*Task objective*:
Write out the entries again exactly as they are given.

******************************

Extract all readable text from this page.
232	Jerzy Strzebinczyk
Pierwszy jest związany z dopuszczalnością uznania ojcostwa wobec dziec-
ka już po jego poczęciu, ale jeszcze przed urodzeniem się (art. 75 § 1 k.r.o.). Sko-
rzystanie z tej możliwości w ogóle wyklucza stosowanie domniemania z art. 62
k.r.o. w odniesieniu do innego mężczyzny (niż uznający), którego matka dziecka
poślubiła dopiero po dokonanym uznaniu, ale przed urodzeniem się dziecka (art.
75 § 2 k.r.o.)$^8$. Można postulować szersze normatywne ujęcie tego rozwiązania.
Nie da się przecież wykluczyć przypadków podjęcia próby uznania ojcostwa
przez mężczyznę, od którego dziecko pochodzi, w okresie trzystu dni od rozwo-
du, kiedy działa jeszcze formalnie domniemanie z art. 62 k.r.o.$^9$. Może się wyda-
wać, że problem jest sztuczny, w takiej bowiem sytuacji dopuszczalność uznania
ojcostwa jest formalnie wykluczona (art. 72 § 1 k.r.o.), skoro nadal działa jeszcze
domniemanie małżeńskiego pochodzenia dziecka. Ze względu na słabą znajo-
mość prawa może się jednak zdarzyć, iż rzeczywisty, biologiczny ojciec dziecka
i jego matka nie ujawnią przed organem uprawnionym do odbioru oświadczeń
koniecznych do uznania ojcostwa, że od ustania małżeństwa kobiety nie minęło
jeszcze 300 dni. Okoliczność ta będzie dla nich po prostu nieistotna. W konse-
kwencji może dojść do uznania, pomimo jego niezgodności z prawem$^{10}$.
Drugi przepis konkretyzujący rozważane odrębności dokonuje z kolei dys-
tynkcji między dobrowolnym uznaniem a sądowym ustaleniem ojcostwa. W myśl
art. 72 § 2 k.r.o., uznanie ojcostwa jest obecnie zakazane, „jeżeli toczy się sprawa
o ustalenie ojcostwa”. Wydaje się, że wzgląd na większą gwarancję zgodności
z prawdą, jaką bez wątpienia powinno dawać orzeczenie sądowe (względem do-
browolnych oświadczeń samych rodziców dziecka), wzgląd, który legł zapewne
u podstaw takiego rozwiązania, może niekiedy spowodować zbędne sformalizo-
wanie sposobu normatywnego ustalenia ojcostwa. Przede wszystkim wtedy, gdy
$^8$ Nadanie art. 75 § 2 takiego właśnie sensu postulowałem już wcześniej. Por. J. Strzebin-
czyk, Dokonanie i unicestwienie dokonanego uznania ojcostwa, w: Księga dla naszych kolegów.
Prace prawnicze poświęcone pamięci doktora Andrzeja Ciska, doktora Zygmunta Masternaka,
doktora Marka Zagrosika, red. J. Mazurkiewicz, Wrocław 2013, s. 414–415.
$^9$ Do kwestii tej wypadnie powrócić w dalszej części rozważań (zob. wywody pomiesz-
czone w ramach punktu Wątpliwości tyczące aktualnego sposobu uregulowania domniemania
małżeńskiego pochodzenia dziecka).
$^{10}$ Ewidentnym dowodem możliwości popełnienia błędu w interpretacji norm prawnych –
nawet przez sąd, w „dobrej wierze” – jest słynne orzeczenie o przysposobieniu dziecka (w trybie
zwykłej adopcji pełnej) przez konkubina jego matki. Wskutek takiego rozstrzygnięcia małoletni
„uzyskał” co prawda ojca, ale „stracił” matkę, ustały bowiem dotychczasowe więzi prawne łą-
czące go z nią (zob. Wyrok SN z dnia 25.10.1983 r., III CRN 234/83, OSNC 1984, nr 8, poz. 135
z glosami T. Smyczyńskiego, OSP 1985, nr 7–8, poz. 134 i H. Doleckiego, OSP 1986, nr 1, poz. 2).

******************************

*Solution for this exercise*:
Extract all readable text from this page.
232	Jerzy Strzebinczyk
Pierwszy jest związany z dopuszczalnością uznania ojcostwa wobec dziec-
ka już po jego poczęciu, ale jeszcze przed urodzeniem się (art. 75 § 1 k.r.o.). Sko-
rzystanie z tej możliwości w ogóle wyklucza stosowanie domniemania z art. 62
k.r.o. w odniesieniu do innego mężczyzny (niż uznający), którego matka dziecka
poślubiła dopiero po dokonanym uznaniu, ale przed urodzeniem się dziecka (art.
75 § 2 k.r.o.)$^8$. Można postulować szersze normatywne ujęcie tego rozwiązania.
Nie da się przecież wykluczyć przypadków podjęcia próby uznania ojcostwa
przez mężczyznę, od którego dziecko pochodzi, w okresie trzystu dni od rozwo-
du, kiedy działa jeszcze formalnie domniemanie z art. 62 k.r.o.$^9$. Może się wyda-
wać, że problem jest sztuczny, w takiej bowiem sytuacji dopuszczalność uznania
ojcostwa jest formalnie wykluczona (art. 72 § 1 k.r.o.), skoro nadal działa jeszcze
domniemanie małżeńskiego pochodzenia dziecka. Ze względu na słabą znajo-
mość prawa może się jednak zdarzyć, iż rzeczywisty, biologiczny ojciec dziecka
i jego matka nie ujawnią przed organem uprawnionym do odbioru oświadczeń
koniecznych do uznania ojcostwa, że od ustania małżeństwa kobiety nie minęło
jeszcze 300 dni. Okoliczność ta będzie dla nich po prostu nieistotna. W konse-
kwencji może dojść do uznania, pomimo jego niezgodności z prawem$^{10}$.
Drugi przepis konkretyzujący rozważane odrębności dokonuje z kolei dys-
tynkcji między dobrowolnym uznaniem a sądowym ustaleniem ojcostwa. W myśl
art. 72 § 2 k.r.o., uznanie ojcostwa jest obecnie zakazane, „jeżeli toczy się sprawa
o ustalenie ojcostwa”. Wydaje się, że wzgląd na większą gwarancję zgodności
z prawdą, jaką bez wątpienia powinno dawać orzeczenie sądowe (względem do-
browolnych oświadczeń samych rodziców dziecka), wzgląd, który legł zapewne
u podstaw takiego rozwiązania, może niekiedy spowodować zbędne sformalizo-
wanie sposobu normatywnego ustalenia ojcostwa. Przede wszystkim wtedy, gdy
$^8$ Nadanie art. 75 § 2 takiego właśnie sensu postulowałem już wcześniej. Por. J. Strzebin-
czyk, Dokonanie i unicestwienie dokonanego uznania ojcostwa, w: Księga dla naszych kolegów.
Prace prawnicze poświęcone pamięci doktora Andrzeja Ciska, doktora Zygmunta Masternaka,
doktora Marka Zagrosika, red. J. Mazurkiewicz, Wrocław 2013, s. 414–415.
$^9$ Do kwestii tej wypadnie powrócić w dalszej części rozważań (zob. wywody pomiesz-
czone w ramach punktu Wątpliwości tyczące aktualnego sposobu uregulowania domniemania
małżeńskiego pochodzenia dziecka).
$^{10}$ Ewidentnym dowodem możliwości popełnienia błędu w interpretacji norm prawnych –
nawet przez sąd, w „dobrej wierze” – jest słynne orzeczenie o przysposobieniu dziecka (w trybie
zwykłej adopcji pełnej) przez konkubina jego matki. Wskutek takiego rozstrzygnięcia małoletni
„uzyskał” co prawda ojca, ale „stracił” matkę, ustały bowiem dotychczasowe więzi prawne łą-
czące go z nią (zob. Wyrok SN z dnia 25.10.1983 r., III CRN 234/83, OSNC 1984, nr 8, poz. 135
z glosami T. Smyczyńskiego, OSP 1985, nr 7–8, poz. 134 i H. Doleckiego, OSP 1986, nr 1, poz. 2).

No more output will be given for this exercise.